▶ Instructions to follow
The complete set of records below must be repeated precisely as given.

▶ Dataset listings of figures
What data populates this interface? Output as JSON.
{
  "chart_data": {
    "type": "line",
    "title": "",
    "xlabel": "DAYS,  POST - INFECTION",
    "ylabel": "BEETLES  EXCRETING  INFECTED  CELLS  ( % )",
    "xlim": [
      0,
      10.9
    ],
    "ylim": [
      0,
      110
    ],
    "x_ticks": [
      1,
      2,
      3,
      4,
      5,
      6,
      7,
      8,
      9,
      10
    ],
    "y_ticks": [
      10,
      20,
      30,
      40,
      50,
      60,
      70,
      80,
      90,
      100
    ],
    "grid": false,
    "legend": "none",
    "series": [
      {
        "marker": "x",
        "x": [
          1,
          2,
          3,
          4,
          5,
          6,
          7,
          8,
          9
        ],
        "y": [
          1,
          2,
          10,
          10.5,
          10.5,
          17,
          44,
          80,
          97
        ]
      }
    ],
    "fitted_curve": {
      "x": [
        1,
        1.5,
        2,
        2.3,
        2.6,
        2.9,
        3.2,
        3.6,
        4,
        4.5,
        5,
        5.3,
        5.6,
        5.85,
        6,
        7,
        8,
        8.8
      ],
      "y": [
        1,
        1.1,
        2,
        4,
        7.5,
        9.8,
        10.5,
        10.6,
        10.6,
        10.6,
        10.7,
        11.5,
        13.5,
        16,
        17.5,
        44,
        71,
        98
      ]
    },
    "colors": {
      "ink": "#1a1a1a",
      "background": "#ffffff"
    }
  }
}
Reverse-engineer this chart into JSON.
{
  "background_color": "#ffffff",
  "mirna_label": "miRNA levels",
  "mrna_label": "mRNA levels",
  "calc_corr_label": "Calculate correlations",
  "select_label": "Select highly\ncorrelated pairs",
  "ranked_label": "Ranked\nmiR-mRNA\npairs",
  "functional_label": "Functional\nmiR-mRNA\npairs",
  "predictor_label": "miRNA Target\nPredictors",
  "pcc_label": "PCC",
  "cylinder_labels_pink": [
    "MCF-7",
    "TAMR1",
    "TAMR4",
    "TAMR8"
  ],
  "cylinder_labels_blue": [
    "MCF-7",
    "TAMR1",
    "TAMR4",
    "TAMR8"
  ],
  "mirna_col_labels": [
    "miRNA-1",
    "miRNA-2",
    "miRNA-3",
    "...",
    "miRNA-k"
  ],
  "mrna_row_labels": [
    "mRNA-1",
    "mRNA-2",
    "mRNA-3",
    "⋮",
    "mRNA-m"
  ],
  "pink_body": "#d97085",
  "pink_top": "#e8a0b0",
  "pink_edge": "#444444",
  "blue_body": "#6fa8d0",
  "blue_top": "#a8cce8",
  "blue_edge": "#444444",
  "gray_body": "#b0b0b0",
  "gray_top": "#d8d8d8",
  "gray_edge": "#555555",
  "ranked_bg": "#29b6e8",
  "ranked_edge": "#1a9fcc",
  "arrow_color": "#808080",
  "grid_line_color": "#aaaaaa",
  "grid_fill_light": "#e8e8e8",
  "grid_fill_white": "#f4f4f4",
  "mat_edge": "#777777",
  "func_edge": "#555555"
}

▶ Result for this task
What data populates this interface? Output as JSON.
{
  "chart_data": {
    "type": "line",
    "title": "",
    "xlabel": "DAYS,  POST - INFECTION",
    "ylabel": "BEETLES  EXCRETING  INFECTED  CELLS  ( % )",
    "xlim": [
      0,
      10.9
    ],
    "ylim": [
      0,
      110
    ],
    "x_ticks": [
      1,
      2,
      3,
      4,
      5,
      6,
      7,
      8,
      9,
      10
    ],
    "y_ticks": [
      10,
      20,
      30,
      40,
      50,
      60,
      70,
      80,
      90,
      100
    ],
    "grid": false,
    "legend": "none",
    "series": [
      {
        "marker": "x",
        "x": [
          1,
          2,
          3,
          4,
          5,
          6,
          7,
          8,
          9
        ],
        "y": [
          1,
          2,
          10,
          10.5,
          10.5,
          17,
          44,
          80,
          97
        ]
      }
    ],
    "fitted_curve": {
      "x": [
        1,
        1.5,
        2,
        2.3,
        2.6,
        2.9,
        3.2,
        3.6,
        4,
        4.5,
        5,
        5.3,
        5.6,
        5.85,
        6,
        7,
        8,
        8.8
      ],
      "y": [
        1,
        1.1,
        2,
        4,
        7.5,
        9.8,
        10.5,
        10.6,
        10.6,
        10.6,
        10.7,
        11.5,
        13.5,
        16,
        17.5,
        44,
        71,
        98
      ]
    },
    "colors": {
      "ink": "#1a1a1a",
      "background": "#ffffff"
    }
  }
}
Reverse-engineer this chart into JSON.
{
  "background_color": "#ffffff",
  "mirna_label": "miRNA levels",
  "mrna_label": "mRNA levels",
  "calc_corr_label": "Calculate correlations",
  "select_label": "Select highly\ncorrelated pairs",
  "ranked_label": "Ranked\nmiR-mRNA\npairs",
  "functional_label": "Functional\nmiR-mRNA\npairs",
  "predictor_label": "miRNA Target\nPredictors",
  "pcc_label": "PCC",
  "cylinder_labels_pink": [
    "MCF-7",
    "TAMR1",
    "TAMR4",
    "TAMR8"
  ],
  "cylinder_labels_blue": [
    "MCF-7",
    "TAMR1",
    "TAMR4",
    "TAMR8"
  ],
  "mirna_col_labels": [
    "miRNA-1",
    "miRNA-2",
    "miRNA-3",
    "...",
    "miRNA-k"
  ],
  "mrna_row_labels": [
    "mRNA-1",
    "mRNA-2",
    "mRNA-3",
    "⋮",
    "mRNA-m"
  ],
  "pink_body": "#d97085",
  "pink_top": "#e8a0b0",
  "pink_edge": "#444444",
  "blue_body": "#6fa8d0",
  "blue_top": "#a8cce8",
  "blue_edge": "#444444",
  "gray_body": "#b0b0b0",
  "gray_top": "#d8d8d8",
  "gray_edge": "#555555",
  "ranked_bg": "#29b6e8",
  "ranked_edge": "#1a9fcc",
  "arrow_color": "#808080",
  "grid_line_color": "#aaaaaa",
  "grid_fill_light": "#e8e8e8",
  "grid_fill_white": "#f4f4f4",
  "mat_edge": "#777777",
  "func_edge": "#555555"
}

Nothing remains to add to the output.